• **EXERCISE**: Return the listing below exactly, with the pictures dropped.

• **TASK MATERIAL**:
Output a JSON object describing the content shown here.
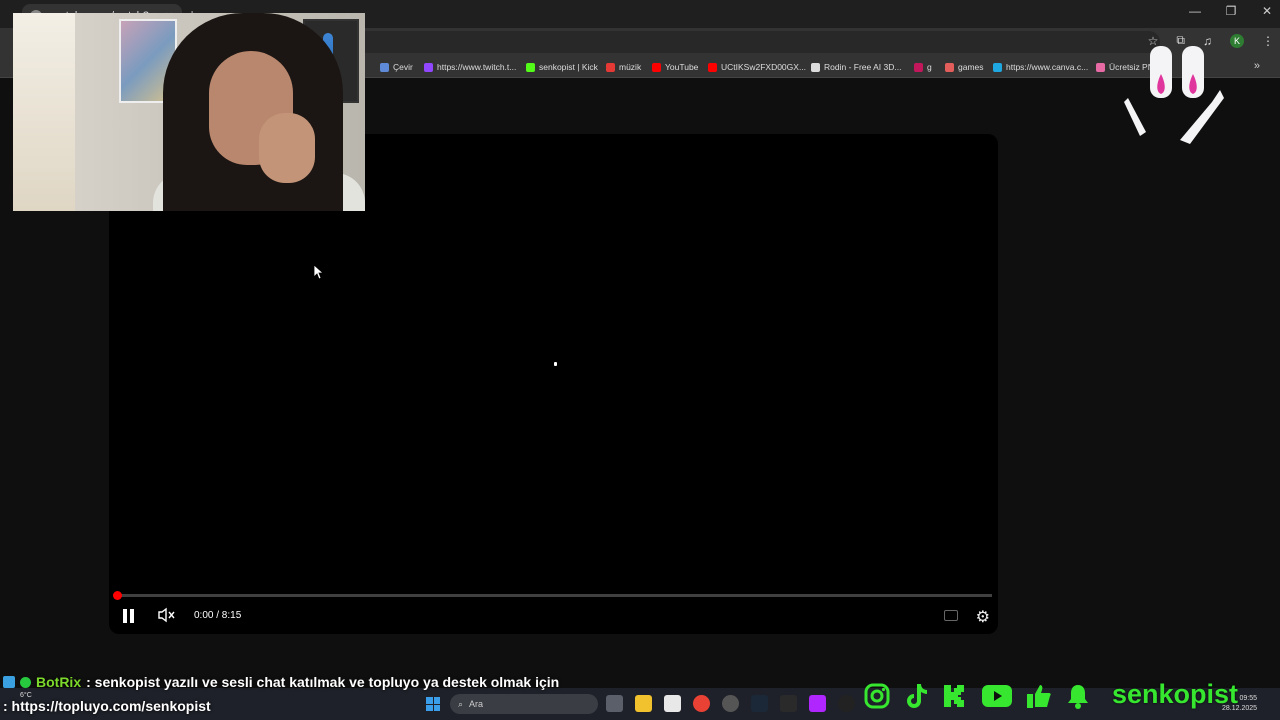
{
  "browser": {
    "tab_title": "youtube.com/watch?v=DPzCi...",
    "bookmarks": [
      {
        "label": "Çevir",
        "color": "#5f8ad8"
      },
      {
        "label": "https://www.twitch.t...",
        "color": "#9146ff"
      },
      {
        "label": "senkopist | Kick",
        "color": "#53fc18"
      },
      {
        "label": "müzik",
        "color": "#e53935"
      },
      {
        "label": "YouTube",
        "color": "#ff0000"
      },
      {
        "label": "UCtIKSw2FXD00GX...",
        "color": "#ff0000"
      },
      {
        "label": "Rodin - Free AI 3D...",
        "color": "#dddddd"
      },
      {
        "label": "g",
        "color": "#c2185b"
      },
      {
        "label": "games",
        "color": "#e35d5b"
      },
      {
        "label": "https://www.canva.c...",
        "color": "#1ea7e1"
      },
      {
        "label": "Ücretsiz PNG...",
        "color": "#e76aa5"
      }
    ],
    "profile_initial": "K"
  },
  "player": {
    "time": "0:00 / 8:15",
    "progress_fraction": 0.004
  },
  "overlay": {
    "bot_name": "BotRix",
    "chat_message": ": senkopist yazılı ve sesli chat katılmak ve topluyo ya destek olmak için",
    "chat_link": ": https://topluyo.com/senkopist",
    "brand_name": "senkopist"
  },
  "taskbar": {
    "search_placeholder": "Ara",
    "weather": "6°C",
    "time": "09:55",
    "date": "28.12.2025"
  }
}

• **WRITTEN RESPONSE**:
Output a JSON object describing the content shown here.
{
  "browser": {
    "tab_title": "youtube.com/watch?v=DPzCi...",
    "bookmarks": [
      {
        "label": "Çevir",
        "color": "#5f8ad8"
      },
      {
        "label": "https://www.twitch.t...",
        "color": "#9146ff"
      },
      {
        "label": "senkopist | Kick",
        "color": "#53fc18"
      },
      {
        "label": "müzik",
        "color": "#e53935"
      },
      {
        "label": "YouTube",
        "color": "#ff0000"
      },
      {
        "label": "UCtIKSw2FXD00GX...",
        "color": "#ff0000"
      },
      {
        "label": "Rodin - Free AI 3D...",
        "color": "#dddddd"
      },
      {
        "label": "g",
        "color": "#c2185b"
      },
      {
        "label": "games",
        "color": "#e35d5b"
      },
      {
        "label": "https://www.canva.c...",
        "color": "#1ea7e1"
      },
      {
        "label": "Ücretsiz PNG...",
        "color": "#e76aa5"
      }
    ],
    "profile_initial": "K"
  },
  "player": {
    "time": "0:00 / 8:15",
    "progress_fraction": 0.004
  },
  "overlay": {
    "bot_name": "BotRix",
    "chat_message": ": senkopist yazılı ve sesli chat katılmak ve topluyo ya destek olmak için",
    "chat_link": ": https://topluyo.com/senkopist",
    "brand_name": "senkopist"
  },
  "taskbar": {
    "search_placeholder": "Ara",
    "weather": "6°C",
    "time": "09:55",
    "date": "28.12.2025"
  }
}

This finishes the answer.